» DATA SUPPLIED:
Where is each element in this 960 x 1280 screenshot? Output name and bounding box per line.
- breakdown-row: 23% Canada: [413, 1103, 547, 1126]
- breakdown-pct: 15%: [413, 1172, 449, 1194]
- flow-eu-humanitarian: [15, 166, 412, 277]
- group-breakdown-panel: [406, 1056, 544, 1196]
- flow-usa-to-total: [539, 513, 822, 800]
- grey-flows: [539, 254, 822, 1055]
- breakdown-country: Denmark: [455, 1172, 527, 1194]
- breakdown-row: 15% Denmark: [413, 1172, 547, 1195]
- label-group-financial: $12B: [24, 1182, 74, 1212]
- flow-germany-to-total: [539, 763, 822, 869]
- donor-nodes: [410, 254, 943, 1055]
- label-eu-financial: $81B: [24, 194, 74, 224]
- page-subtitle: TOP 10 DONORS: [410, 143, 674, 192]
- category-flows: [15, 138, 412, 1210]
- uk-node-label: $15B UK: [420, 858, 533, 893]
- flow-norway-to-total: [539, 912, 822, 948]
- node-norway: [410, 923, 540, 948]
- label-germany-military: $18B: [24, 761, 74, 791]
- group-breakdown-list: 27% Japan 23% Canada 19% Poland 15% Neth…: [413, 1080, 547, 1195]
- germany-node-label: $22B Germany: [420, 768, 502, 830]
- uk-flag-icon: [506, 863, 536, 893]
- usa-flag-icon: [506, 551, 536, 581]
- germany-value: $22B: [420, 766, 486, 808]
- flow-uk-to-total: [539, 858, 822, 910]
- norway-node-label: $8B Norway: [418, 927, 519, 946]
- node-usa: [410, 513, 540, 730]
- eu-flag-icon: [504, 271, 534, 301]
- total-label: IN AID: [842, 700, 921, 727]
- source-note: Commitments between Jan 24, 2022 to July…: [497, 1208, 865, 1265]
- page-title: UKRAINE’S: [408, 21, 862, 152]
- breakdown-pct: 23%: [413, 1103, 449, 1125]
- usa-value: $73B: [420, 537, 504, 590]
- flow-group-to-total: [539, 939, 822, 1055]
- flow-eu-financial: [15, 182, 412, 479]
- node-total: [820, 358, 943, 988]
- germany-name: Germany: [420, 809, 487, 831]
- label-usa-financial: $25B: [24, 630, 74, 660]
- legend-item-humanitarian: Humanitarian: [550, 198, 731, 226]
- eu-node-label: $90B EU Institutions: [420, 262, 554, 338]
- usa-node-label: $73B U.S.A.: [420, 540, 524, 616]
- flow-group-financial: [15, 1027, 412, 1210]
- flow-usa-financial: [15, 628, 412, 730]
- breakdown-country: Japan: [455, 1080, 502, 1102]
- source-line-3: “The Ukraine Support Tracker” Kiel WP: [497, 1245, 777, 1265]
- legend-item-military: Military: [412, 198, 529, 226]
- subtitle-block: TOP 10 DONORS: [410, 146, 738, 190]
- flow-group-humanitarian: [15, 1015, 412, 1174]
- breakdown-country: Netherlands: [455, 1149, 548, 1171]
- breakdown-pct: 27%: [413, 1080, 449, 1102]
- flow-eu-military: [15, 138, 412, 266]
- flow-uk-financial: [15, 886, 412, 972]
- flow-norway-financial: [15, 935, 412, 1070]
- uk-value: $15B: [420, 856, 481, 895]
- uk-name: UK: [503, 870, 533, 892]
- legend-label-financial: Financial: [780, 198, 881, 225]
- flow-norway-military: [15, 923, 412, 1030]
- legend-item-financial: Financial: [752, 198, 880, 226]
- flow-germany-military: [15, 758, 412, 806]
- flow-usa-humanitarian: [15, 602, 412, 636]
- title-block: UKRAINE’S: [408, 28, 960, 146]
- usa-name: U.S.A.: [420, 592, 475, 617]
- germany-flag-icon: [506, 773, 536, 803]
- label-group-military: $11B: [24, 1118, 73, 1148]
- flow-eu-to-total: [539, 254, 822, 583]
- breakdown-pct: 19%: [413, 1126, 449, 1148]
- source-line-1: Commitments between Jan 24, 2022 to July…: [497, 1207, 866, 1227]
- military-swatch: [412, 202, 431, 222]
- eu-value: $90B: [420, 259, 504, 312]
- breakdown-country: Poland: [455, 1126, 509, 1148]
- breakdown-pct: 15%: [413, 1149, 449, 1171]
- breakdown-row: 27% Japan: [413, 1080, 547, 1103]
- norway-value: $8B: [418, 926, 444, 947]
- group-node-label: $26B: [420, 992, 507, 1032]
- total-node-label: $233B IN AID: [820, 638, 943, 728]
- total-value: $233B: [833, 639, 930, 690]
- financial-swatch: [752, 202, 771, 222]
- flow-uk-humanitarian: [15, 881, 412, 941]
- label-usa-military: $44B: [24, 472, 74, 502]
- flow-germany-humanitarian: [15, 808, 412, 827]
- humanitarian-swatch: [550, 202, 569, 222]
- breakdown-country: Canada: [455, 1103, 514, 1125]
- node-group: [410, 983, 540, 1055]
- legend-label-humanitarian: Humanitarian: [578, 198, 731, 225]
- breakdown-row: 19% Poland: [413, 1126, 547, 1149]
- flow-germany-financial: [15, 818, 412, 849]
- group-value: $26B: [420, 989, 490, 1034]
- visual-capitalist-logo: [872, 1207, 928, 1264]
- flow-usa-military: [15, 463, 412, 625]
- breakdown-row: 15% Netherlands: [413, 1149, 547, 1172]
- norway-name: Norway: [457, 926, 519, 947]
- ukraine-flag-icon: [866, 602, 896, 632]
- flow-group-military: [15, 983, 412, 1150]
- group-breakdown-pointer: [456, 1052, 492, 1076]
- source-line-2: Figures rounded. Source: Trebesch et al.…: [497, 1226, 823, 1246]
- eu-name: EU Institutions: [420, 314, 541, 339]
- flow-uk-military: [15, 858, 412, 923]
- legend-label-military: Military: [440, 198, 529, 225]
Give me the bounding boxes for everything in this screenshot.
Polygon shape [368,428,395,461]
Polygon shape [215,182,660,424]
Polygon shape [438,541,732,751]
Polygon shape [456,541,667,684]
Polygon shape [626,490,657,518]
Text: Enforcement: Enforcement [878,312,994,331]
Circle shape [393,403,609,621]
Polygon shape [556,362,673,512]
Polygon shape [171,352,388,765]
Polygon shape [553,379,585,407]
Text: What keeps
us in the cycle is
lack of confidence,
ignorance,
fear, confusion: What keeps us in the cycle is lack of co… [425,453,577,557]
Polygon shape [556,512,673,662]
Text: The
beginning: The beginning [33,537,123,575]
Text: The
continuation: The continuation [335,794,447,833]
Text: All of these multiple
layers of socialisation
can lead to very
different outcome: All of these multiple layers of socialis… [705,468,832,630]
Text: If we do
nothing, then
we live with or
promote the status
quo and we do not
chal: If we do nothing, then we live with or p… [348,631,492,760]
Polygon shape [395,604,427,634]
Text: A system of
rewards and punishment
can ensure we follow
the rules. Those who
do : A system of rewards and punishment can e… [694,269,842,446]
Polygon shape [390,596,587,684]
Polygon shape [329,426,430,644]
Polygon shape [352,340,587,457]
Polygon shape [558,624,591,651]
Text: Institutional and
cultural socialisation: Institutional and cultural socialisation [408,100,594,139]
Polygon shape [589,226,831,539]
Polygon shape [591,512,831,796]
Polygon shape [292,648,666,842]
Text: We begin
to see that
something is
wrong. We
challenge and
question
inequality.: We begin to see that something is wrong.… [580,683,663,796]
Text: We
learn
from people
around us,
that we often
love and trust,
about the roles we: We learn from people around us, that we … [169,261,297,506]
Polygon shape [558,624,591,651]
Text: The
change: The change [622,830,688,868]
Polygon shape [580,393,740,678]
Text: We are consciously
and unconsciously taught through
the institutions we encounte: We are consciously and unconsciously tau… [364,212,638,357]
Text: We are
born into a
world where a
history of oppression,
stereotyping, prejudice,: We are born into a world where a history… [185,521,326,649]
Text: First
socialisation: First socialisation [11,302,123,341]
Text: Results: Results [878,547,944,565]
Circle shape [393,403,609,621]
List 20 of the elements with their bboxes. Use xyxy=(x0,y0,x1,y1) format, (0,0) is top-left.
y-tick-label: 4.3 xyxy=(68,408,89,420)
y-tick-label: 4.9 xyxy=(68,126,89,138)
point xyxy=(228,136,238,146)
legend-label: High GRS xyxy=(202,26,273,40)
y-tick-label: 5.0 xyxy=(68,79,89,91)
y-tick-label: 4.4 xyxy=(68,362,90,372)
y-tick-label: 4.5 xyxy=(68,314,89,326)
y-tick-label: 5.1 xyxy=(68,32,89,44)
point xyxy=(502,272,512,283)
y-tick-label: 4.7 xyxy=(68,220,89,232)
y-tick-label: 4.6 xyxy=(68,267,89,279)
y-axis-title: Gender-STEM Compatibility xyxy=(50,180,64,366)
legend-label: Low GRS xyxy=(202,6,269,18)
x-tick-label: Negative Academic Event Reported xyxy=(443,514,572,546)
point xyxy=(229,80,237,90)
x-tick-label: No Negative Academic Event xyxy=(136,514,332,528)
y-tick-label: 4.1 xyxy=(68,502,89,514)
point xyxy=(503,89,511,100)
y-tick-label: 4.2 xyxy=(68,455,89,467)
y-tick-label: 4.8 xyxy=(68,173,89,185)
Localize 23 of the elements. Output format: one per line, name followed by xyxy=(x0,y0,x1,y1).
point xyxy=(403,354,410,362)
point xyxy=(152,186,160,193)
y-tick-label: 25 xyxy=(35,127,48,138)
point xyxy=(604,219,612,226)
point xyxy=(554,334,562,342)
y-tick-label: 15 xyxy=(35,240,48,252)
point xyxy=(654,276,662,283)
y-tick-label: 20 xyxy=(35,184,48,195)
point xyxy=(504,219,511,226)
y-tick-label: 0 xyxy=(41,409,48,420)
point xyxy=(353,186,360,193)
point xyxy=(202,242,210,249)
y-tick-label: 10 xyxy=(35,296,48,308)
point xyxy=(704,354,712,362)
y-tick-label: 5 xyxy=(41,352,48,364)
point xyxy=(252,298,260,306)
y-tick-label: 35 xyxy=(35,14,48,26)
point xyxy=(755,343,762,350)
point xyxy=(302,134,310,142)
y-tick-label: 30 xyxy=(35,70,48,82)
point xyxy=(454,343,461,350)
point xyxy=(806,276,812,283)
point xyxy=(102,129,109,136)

» EXERCISE TASK: Please render the lines of the listing from its first line through the line containing "- breakdown-country: Denmark: [455, 1172, 527, 1194]" as a Markdown table with columns headed "Row" and "Entry". Number each row and leave out any blank lines.

» TASK RESULT:
| Row | Entry |
|---|---|
| 1 | Where is each element in this 960 x 1280 screenshot? Output name and bounding box per line. |
| 2 | - breakdown-row: 23% Canada: [413, 1103, 547, 1126] |
| 3 | - breakdown-pct: 15%: [413, 1172, 449, 1194] |
| 4 | - flow-eu-humanitarian: [15, 166, 412, 277] |
| 5 | - group-breakdown-panel: [406, 1056, 544, 1196] |
| 6 | - flow-usa-to-total: [539, 513, 822, 800] |
| 7 | - grey-flows: [539, 254, 822, 1055] |
| 8 | - breakdown-country: Denmark: [455, 1172, 527, 1194] |